:: DATA FOR THIS EXERCISE
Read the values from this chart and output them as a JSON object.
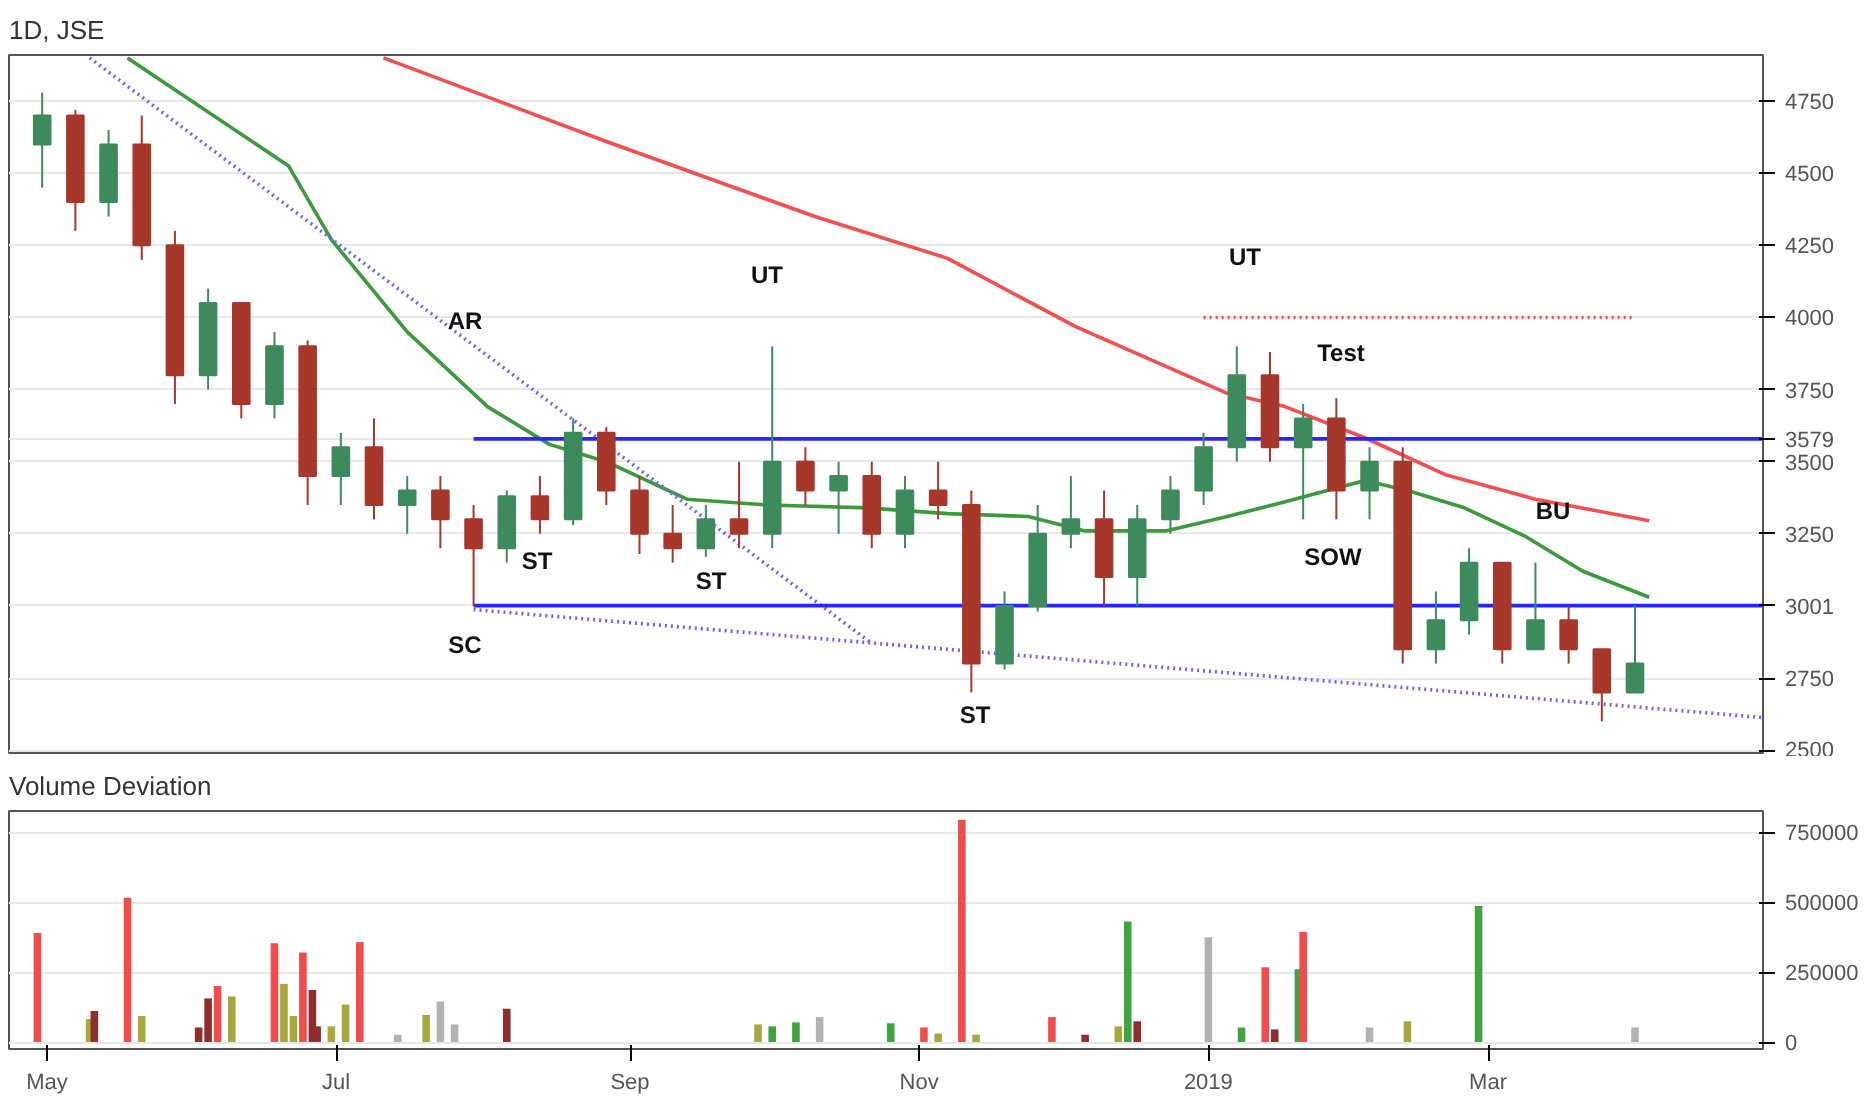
{
  "chart_data": [
    {
      "type": "candlestick",
      "title": "1D, JSE",
      "xlim": [
        "2018-04-23",
        "2019-04-28"
      ],
      "ylim": [
        2490,
        4910
      ],
      "yticks": [
        2500,
        2750,
        3001,
        3250,
        3500,
        3579,
        3750,
        4000,
        4250,
        4500,
        4750
      ],
      "tick_labels": "y",
      "grid": "y",
      "x": [
        "2018-04-30",
        "2018-05-07",
        "2018-05-14",
        "2018-05-21",
        "2018-05-28",
        "2018-06-04",
        "2018-06-11",
        "2018-06-18",
        "2018-06-25",
        "2018-07-02",
        "2018-07-09",
        "2018-07-16",
        "2018-07-23",
        "2018-07-30",
        "2018-08-06",
        "2018-08-13",
        "2018-08-20",
        "2018-08-27",
        "2018-09-03",
        "2018-09-10",
        "2018-09-17",
        "2018-09-24",
        "2018-10-01",
        "2018-10-08",
        "2018-10-15",
        "2018-10-22",
        "2018-10-29",
        "2018-11-05",
        "2018-11-12",
        "2018-11-19",
        "2018-11-26",
        "2018-12-03",
        "2018-12-10",
        "2018-12-17",
        "2018-12-24",
        "2018-12-31",
        "2019-01-07",
        "2019-01-14",
        "2019-01-21",
        "2019-01-28",
        "2019-02-04",
        "2019-02-11",
        "2019-02-18",
        "2019-02-25",
        "2019-03-04",
        "2019-03-11",
        "2019-03-18",
        "2019-03-25",
        "2019-04-01"
      ],
      "ohlc": [
        [
          4600,
          4780,
          4450,
          4700
        ],
        [
          4700,
          4720,
          4300,
          4400
        ],
        [
          4400,
          4650,
          4350,
          4600
        ],
        [
          4600,
          4700,
          4200,
          4250
        ],
        [
          4250,
          4300,
          3700,
          3800
        ],
        [
          3800,
          4100,
          3750,
          4050
        ],
        [
          4050,
          4050,
          3650,
          3700
        ],
        [
          3700,
          3950,
          3650,
          3900
        ],
        [
          3900,
          3920,
          3350,
          3450
        ],
        [
          3450,
          3600,
          3350,
          3550
        ],
        [
          3550,
          3650,
          3300,
          3350
        ],
        [
          3350,
          3450,
          3250,
          3400
        ],
        [
          3400,
          3450,
          3200,
          3300
        ],
        [
          3300,
          3350,
          3000,
          3200
        ],
        [
          3200,
          3400,
          3150,
          3380
        ],
        [
          3380,
          3450,
          3250,
          3300
        ],
        [
          3300,
          3650,
          3280,
          3600
        ],
        [
          3600,
          3620,
          3350,
          3400
        ],
        [
          3400,
          3450,
          3180,
          3250
        ],
        [
          3250,
          3350,
          3150,
          3200
        ],
        [
          3200,
          3350,
          3170,
          3300
        ],
        [
          3300,
          3500,
          3200,
          3250
        ],
        [
          3250,
          3900,
          3200,
          3500
        ],
        [
          3500,
          3550,
          3350,
          3400
        ],
        [
          3400,
          3500,
          3250,
          3450
        ],
        [
          3450,
          3500,
          3200,
          3250
        ],
        [
          3250,
          3450,
          3200,
          3400
        ],
        [
          3400,
          3500,
          3300,
          3350
        ],
        [
          3350,
          3400,
          2700,
          2800
        ],
        [
          2800,
          3050,
          2780,
          3000
        ],
        [
          3000,
          3350,
          2980,
          3250
        ],
        [
          3250,
          3450,
          3200,
          3300
        ],
        [
          3300,
          3400,
          3000,
          3100
        ],
        [
          3100,
          3350,
          3000,
          3300
        ],
        [
          3300,
          3450,
          3250,
          3400
        ],
        [
          3400,
          3600,
          3350,
          3550
        ],
        [
          3550,
          3900,
          3500,
          3800
        ],
        [
          3800,
          3880,
          3500,
          3550
        ],
        [
          3550,
          3700,
          3300,
          3650
        ],
        [
          3650,
          3720,
          3300,
          3400
        ],
        [
          3400,
          3550,
          3300,
          3500
        ],
        [
          3500,
          3550,
          2800,
          2850
        ],
        [
          2850,
          3050,
          2800,
          2950
        ],
        [
          2950,
          3200,
          2900,
          3150
        ],
        [
          3150,
          3150,
          2800,
          2850
        ],
        [
          2850,
          3150,
          2850,
          2950
        ],
        [
          2950,
          3000,
          2800,
          2850
        ],
        [
          2850,
          2850,
          2600,
          2700
        ],
        [
          2700,
          3000,
          2700,
          2800
        ]
      ],
      "colors": [
        "#3d8a5c",
        "#a8372b",
        "#3d8a5c",
        "#a8372b",
        "#a8372b",
        "#3d8a5c",
        "#a8372b",
        "#3d8a5c",
        "#a8372b",
        "#3d8a5c",
        "#a8372b",
        "#3d8a5c",
        "#a8372b",
        "#a8372b",
        "#3d8a5c",
        "#a8372b",
        "#3d8a5c",
        "#a8372b",
        "#a8372b",
        "#a8372b",
        "#3d8a5c",
        "#a8372b",
        "#3d8a5c",
        "#a8372b",
        "#3d8a5c",
        "#a8372b",
        "#3d8a5c",
        "#a8372b",
        "#a8372b",
        "#3d8a5c",
        "#3d8a5c",
        "#3d8a5c",
        "#a8372b",
        "#3d8a5c",
        "#3d8a5c",
        "#3d8a5c",
        "#3d8a5c",
        "#a8372b",
        "#3d8a5c",
        "#a8372b",
        "#3d8a5c",
        "#a8372b",
        "#3d8a5c",
        "#3d8a5c",
        "#a8372b",
        "#3d8a5c",
        "#a8372b",
        "#a8372b",
        "#3d8a5c"
      ],
      "series": [
        {
          "type": "line",
          "color": "#3c9a3c",
          "line_style": "solid",
          "x": [
            "2018-05-18",
            "2018-06-21",
            "2018-06-30",
            "2018-07-16",
            "2018-08-02",
            "2018-08-15",
            "2018-08-27",
            "2018-09-13",
            "2018-09-30",
            "2018-10-21",
            "2018-11-07",
            "2018-11-24",
            "2018-12-06",
            "2018-12-23",
            "2019-01-05",
            "2019-01-17",
            "2019-02-03",
            "2019-02-12",
            "2019-02-24",
            "2019-03-09",
            "2019-03-21",
            "2019-04-04"
          ],
          "values": [
            4900,
            4525,
            4270,
            3950,
            3690,
            3560,
            3500,
            3370,
            3350,
            3340,
            3320,
            3310,
            3260,
            3260,
            3310,
            3360,
            3435,
            3400,
            3340,
            3240,
            3120,
            3030
          ]
        },
        {
          "type": "line",
          "color": "#f05050",
          "line_style": "solid",
          "x": [
            "2018-07-11",
            "2018-08-27",
            "2018-10-10",
            "2018-11-07",
            "2018-12-04",
            "2019-01-05",
            "2019-01-17",
            "2019-02-03",
            "2019-02-20",
            "2019-03-11",
            "2019-04-04"
          ],
          "values": [
            4900,
            4610,
            4350,
            4205,
            3968,
            3737,
            3692,
            3583,
            3455,
            3370,
            3295
          ]
        },
        {
          "type": "line",
          "color": "#6666ff",
          "line_style": "dotted",
          "x": [
            "2018-05-10",
            "2018-10-22"
          ],
          "values": [
            4900,
            2870
          ]
        },
        {
          "type": "line",
          "color": "#6666ff",
          "line_style": "dotted",
          "x": [
            "2018-07-30",
            "2019-04-28"
          ],
          "values": [
            2987,
            2613
          ]
        },
        {
          "type": "line",
          "color": "#2626ff",
          "line_style": "solid",
          "x": [
            "2018-07-30",
            "2019-04-28"
          ],
          "values": [
            3579,
            3579
          ]
        },
        {
          "type": "line",
          "color": "#2626ff",
          "line_style": "solid",
          "x": [
            "2018-07-30",
            "2019-04-28"
          ],
          "values": [
            3001,
            3001
          ]
        },
        {
          "type": "line",
          "color": "#f05050",
          "line_style": "dotted",
          "x": [
            "2018-12-31",
            "2019-04-01"
          ],
          "values": [
            4000,
            4000
          ]
        }
      ],
      "annotations": [
        "AR",
        "ST",
        "ST",
        "UT",
        "UT",
        "Test",
        "SOW",
        "BU",
        "SC",
        "ST"
      ]
    },
    {
      "type": "bar",
      "title": "Volume Deviation",
      "xlim": [
        "2018-04-23",
        "2019-04-28"
      ],
      "ylim": [
        -25000,
        826000
      ],
      "yticks": [
        0,
        250000,
        500000,
        750000
      ],
      "grid": "y",
      "xticks": [
        {
          "value": "2018-05-01",
          "label": "May"
        },
        {
          "value": "2018-07-01",
          "label": "Jul"
        },
        {
          "value": "2018-09-01",
          "label": "Sep"
        },
        {
          "value": "2018-11-01",
          "label": "Nov"
        },
        {
          "value": "2019-01-01",
          "label": "2019"
        },
        {
          "value": "2019-03-01",
          "label": "Mar"
        }
      ],
      "x": [
        "2018-04-29",
        "2018-05-10",
        "2018-05-11",
        "2018-05-18",
        "2018-05-21",
        "2018-06-02",
        "2018-06-04",
        "2018-06-06",
        "2018-06-09",
        "2018-06-18",
        "2018-06-20",
        "2018-06-22",
        "2018-06-24",
        "2018-06-26",
        "2018-06-27",
        "2018-06-30",
        "2018-07-03",
        "2018-07-06",
        "2018-07-14",
        "2018-07-20",
        "2018-07-23",
        "2018-07-26",
        "2018-07-30",
        "2018-08-06",
        "2018-09-28",
        "2018-10-01",
        "2018-10-06",
        "2018-10-11",
        "2018-10-26",
        "2018-11-02",
        "2018-11-05",
        "2018-11-10",
        "2018-11-13",
        "2018-11-29",
        "2018-12-06",
        "2018-12-13",
        "2018-12-15",
        "2018-12-17",
        "2019-01-01",
        "2019-01-08",
        "2019-01-13",
        "2019-01-15",
        "2019-01-20",
        "2019-01-21",
        "2019-02-04",
        "2019-02-12",
        "2019-02-22",
        "2019-02-27",
        "2019-04-01"
      ],
      "values": [
        390000,
        82000,
        111000,
        516000,
        93000,
        52000,
        156000,
        200000,
        163000,
        353000,
        208000,
        93000,
        320000,
        186000,
        56000,
        56000,
        134000,
        357000,
        26000,
        97000,
        145000,
        63000,
        null,
        119000,
        63000,
        56000,
        70000,
        89000,
        67000,
        52000,
        30000,
        795000,
        26000,
        89000,
        26000,
        56000,
        431000,
        74000,
        375000,
        52000,
        267000,
        45000,
        260000,
        394000,
        52000,
        74000,
        null,
        486000,
        52000
      ],
      "colors": [
        "#f24b4b",
        "#a5a83c",
        "#8e2f2f",
        "#f24b4b",
        "#a5a83c",
        "#8e2f2f",
        "#8e2f2f",
        "#f24b4b",
        "#a5a83c",
        "#f24b4b",
        "#a5a83c",
        "#a5a83c",
        "#f24b4b",
        "#8e2f2f",
        "#8e2f2f",
        "#a5a83c",
        "#a5a83c",
        "#f24b4b",
        "#b2b2b2",
        "#a5a83c",
        "#b2b2b2",
        "#b2b2b2",
        "#f24b4b",
        "#8e2f2f",
        "#a5a83c",
        "#3fa33f",
        "#3fa33f",
        "#b2b2b2",
        "#3fa33f",
        "#f24b4b",
        "#a5a83c",
        "#f24b4b",
        "#a5a83c",
        "#f24b4b",
        "#8e2f2f",
        "#a5a83c",
        "#3fa33f",
        "#8e2f2f",
        "#b2b2b2",
        "#3fa33f",
        "#f24b4b",
        "#8e2f2f",
        "#3fa33f",
        "#f24b4b",
        "#b2b2b2",
        "#a5a83c",
        "#f24b4b",
        "#3fa33f",
        "#b2b2b2"
      ]
    }
  ]
}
::::
JOB: Extract each line from the entries above that contains the string "title".

OUTPUT FOR THIS EXERCISE:
      "title": "1D, JSE",
      "title": "Volume Deviation",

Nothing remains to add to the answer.